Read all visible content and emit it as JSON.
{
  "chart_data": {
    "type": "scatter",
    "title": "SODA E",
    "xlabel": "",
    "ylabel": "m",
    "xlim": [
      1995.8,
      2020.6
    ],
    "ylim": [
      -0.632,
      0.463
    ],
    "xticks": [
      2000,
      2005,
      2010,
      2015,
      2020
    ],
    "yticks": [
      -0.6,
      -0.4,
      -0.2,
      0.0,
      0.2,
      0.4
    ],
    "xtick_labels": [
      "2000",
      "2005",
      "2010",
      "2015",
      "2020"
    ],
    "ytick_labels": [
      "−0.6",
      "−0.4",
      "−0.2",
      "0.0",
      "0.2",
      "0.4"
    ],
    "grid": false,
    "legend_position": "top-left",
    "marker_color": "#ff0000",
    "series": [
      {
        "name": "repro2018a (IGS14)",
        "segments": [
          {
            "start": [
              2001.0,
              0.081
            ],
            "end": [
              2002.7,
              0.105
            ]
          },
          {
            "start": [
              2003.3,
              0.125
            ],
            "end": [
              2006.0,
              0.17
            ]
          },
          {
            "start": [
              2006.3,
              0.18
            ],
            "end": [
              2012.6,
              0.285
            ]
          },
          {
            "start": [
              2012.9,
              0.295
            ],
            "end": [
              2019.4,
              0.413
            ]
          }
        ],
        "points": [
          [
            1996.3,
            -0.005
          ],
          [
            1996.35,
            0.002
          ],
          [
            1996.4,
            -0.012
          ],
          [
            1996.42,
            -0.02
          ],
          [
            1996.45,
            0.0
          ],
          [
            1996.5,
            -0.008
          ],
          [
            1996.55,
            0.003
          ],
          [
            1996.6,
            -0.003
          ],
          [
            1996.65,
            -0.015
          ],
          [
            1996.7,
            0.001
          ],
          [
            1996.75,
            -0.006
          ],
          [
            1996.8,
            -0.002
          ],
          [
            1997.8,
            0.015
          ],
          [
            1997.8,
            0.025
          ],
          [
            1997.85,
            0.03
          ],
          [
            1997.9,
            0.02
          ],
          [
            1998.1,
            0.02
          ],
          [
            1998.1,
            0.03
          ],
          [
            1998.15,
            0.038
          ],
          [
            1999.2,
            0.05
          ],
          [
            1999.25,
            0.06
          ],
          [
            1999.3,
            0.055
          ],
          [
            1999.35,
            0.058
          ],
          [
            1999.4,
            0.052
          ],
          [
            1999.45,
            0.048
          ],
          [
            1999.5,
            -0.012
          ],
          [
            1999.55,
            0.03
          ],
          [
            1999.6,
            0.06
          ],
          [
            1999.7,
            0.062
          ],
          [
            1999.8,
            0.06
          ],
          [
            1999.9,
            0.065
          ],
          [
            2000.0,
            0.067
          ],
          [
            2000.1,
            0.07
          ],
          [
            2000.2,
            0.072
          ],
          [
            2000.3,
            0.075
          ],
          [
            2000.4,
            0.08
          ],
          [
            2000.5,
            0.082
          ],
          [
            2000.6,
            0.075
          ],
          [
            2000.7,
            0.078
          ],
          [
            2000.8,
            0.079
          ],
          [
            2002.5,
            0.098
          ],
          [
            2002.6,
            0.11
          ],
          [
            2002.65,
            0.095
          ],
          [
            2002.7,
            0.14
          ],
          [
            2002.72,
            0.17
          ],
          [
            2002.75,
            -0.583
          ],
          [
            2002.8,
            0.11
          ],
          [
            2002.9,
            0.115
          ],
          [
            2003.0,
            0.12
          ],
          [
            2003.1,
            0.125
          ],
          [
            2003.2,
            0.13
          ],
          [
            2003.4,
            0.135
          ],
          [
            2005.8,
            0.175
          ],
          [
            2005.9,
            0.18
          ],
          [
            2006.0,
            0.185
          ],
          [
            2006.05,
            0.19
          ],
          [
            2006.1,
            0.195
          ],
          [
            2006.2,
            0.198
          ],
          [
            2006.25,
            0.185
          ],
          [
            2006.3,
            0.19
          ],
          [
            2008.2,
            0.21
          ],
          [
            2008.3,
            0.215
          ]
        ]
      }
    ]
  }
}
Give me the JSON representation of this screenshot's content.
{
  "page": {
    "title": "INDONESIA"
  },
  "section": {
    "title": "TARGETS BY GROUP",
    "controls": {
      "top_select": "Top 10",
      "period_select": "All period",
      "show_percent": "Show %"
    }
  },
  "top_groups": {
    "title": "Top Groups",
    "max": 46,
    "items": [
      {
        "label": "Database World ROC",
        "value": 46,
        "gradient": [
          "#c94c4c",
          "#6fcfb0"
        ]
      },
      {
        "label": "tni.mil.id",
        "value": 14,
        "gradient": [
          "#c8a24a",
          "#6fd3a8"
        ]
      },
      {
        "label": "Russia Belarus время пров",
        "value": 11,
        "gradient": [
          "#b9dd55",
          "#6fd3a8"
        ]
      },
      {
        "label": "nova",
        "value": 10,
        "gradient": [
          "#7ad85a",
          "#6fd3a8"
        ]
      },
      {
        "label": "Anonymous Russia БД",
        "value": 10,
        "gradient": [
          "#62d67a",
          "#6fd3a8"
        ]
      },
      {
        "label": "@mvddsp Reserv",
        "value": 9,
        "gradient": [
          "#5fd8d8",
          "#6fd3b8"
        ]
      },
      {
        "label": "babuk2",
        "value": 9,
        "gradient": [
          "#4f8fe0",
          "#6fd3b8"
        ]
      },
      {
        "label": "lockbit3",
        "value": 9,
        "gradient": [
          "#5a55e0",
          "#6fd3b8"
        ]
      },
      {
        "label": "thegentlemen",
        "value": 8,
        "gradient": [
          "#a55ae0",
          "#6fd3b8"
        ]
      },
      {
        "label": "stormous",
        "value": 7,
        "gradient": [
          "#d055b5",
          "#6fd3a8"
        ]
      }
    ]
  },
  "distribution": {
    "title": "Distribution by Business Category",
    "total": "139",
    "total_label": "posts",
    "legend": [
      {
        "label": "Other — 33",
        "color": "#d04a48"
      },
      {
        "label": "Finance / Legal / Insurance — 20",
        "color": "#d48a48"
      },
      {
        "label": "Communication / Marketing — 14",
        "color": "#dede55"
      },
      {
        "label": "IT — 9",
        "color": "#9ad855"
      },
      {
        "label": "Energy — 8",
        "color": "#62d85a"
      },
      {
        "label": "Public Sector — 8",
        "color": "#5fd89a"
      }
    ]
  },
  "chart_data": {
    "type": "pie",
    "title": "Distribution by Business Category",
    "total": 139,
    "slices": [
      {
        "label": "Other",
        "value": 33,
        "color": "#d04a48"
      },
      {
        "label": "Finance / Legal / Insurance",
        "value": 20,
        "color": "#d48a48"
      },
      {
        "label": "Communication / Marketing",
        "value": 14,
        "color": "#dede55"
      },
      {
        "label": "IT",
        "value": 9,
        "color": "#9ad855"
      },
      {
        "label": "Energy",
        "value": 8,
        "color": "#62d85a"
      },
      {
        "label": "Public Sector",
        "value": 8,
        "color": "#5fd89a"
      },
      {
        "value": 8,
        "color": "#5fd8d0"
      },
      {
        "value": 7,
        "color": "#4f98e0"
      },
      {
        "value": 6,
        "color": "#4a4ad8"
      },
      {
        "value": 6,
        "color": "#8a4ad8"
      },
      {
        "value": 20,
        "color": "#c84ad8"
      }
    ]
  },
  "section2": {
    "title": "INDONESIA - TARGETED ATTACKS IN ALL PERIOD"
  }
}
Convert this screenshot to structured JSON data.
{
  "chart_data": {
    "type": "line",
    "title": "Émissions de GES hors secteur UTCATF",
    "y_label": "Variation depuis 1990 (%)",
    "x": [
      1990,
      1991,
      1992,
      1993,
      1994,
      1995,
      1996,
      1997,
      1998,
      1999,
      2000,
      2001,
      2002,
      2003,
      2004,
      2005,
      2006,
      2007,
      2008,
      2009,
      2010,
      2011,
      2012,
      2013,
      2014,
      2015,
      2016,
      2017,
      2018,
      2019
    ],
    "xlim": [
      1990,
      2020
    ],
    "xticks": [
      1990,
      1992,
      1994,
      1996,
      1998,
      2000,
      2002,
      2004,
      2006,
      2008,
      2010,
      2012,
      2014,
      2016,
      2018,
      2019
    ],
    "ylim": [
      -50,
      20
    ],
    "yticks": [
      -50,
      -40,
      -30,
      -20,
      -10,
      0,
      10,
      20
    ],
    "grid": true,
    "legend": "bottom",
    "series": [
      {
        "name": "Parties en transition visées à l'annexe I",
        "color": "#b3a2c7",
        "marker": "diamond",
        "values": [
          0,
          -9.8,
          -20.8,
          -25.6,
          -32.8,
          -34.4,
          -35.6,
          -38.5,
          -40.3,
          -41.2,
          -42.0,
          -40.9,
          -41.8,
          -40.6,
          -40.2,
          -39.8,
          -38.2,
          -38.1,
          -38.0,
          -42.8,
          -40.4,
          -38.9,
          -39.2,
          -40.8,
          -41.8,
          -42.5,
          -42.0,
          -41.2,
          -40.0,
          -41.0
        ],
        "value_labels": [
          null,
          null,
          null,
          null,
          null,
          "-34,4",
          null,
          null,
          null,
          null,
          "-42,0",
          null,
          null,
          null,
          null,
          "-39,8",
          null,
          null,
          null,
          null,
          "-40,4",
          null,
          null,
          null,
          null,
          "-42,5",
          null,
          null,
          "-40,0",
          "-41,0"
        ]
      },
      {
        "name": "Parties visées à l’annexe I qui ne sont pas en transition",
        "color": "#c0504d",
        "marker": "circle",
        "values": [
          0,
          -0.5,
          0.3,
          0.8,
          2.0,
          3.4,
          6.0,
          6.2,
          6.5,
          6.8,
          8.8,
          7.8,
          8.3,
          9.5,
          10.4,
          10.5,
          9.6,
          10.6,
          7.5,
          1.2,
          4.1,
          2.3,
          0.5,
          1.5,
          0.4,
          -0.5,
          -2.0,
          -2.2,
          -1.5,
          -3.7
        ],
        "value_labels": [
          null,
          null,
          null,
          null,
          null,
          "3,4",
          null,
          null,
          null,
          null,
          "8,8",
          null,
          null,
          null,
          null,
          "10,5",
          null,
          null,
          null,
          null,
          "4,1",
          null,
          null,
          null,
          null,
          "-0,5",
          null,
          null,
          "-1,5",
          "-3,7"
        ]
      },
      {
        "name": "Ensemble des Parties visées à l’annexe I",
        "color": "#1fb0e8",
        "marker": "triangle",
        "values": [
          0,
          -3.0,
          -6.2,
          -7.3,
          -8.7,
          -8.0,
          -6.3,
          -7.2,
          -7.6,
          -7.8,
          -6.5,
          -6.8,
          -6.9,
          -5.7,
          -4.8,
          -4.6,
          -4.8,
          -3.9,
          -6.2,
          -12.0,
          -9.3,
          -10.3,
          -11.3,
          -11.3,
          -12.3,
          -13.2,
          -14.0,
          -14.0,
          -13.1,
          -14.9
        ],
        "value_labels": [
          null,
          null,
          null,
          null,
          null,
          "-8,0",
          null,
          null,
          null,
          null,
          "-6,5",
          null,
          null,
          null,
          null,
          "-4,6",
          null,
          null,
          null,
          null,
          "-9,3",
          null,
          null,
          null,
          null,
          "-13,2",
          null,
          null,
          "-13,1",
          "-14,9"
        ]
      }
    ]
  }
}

**********

● DIRECTION
Check all the records above and select each line where the string "Russia" is found.

● SOLVED EXERCISE
        "label": "Russia Belarus время пров",
        "label": "Anonymous Russia БД",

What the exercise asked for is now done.